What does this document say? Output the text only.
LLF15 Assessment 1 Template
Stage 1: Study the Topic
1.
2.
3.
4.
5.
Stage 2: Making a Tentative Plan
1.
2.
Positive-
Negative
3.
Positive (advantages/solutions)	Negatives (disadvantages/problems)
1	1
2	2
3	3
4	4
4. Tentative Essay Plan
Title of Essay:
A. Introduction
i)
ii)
•••
- PROBLEM TO SOLVE -
From the records above, pull out every line containing the word "Positive".

- EXERCISE RESULT -
Positive-
Positive (advantages/solutions)	Negatives (disadvantages/problems)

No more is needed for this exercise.